**Work to do**
Track down the lines that contain "icon" and copy them.

**Data section**
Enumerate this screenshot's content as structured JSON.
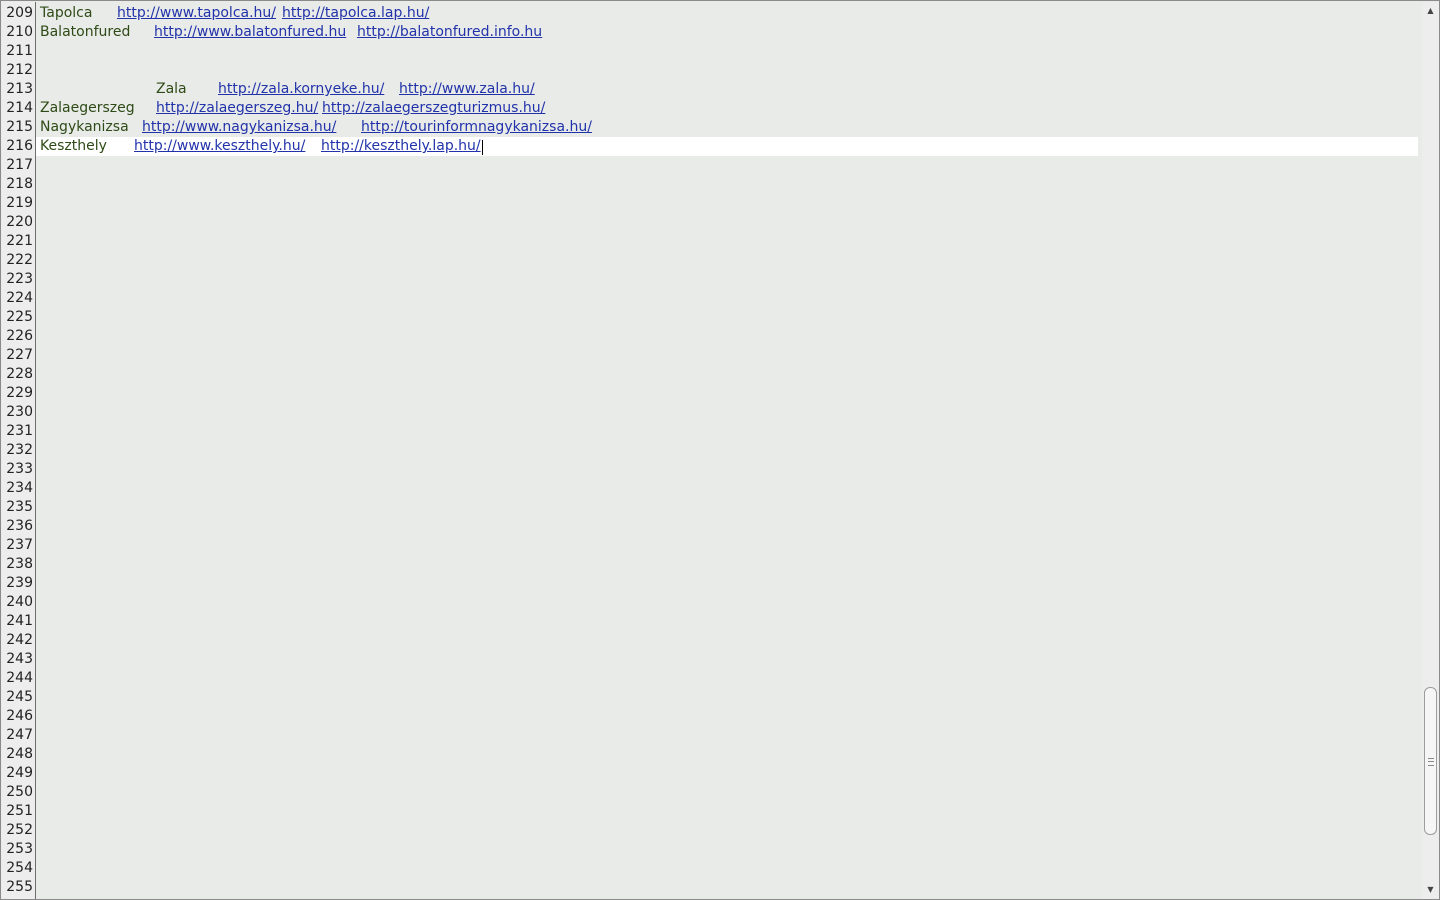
{
  "editor": {
    "line_numbers": [
      "209",
      "210",
      "211",
      "212",
      "213",
      "214",
      "215",
      "216",
      "217",
      "218",
      "219",
      "220",
      "221",
      "222",
      "223",
      "224",
      "225",
      "226",
      "227",
      "228",
      "229",
      "230",
      "231",
      "232",
      "233",
      "234",
      "235",
      "236",
      "237",
      "238",
      "239",
      "240",
      "241",
      "242",
      "243",
      "244",
      "245",
      "246",
      "247",
      "248",
      "249",
      "250",
      "251",
      "252",
      "253",
      "254",
      "255"
    ],
    "rows": {
      "r209": {
        "city": "Tapolca",
        "link1": "http://www.tapolca.hu/",
        "link2": "http://tapolca.lap.hu/"
      },
      "r210": {
        "city": "Balatonfured",
        "link1": "http://www.balatonfured.hu",
        "link2": "http://balatonfured.info.hu"
      },
      "r213": {
        "city": "Zala",
        "link1": "http://zala.kornyeke.hu/",
        "link2": "http://www.zala.hu/"
      },
      "r214": {
        "city": "Zalaegerszeg",
        "link1": "http://zalaegerszeg.hu/",
        "link2": "http://zalaegerszegturizmus.hu/"
      },
      "r215": {
        "city": "Nagykanizsa",
        "link1": "http://www.nagykanizsa.hu/",
        "link2": "http://tourinformnagykanizsa.hu/"
      },
      "r216": {
        "city": "Keszthely",
        "link1": "http://www.keszthely.hu/",
        "link2": "http://keszthely.lap.hu/"
      }
    },
    "current_line": "216"
  },
  "scrollbar": {
    "up_arrow_icon": "chevron-up-icon",
    "down_arrow_icon": "chevron-down-icon"
  },
  "colors": {
    "background": "#e9ebe9",
    "current_line": "#ffffff",
    "link": "#2233aa",
    "text": "#2e4a16"
  }
}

**Exercise answer**
    "up_arrow_icon": "chevron-up-icon",
    "down_arrow_icon": "chevron-down-icon"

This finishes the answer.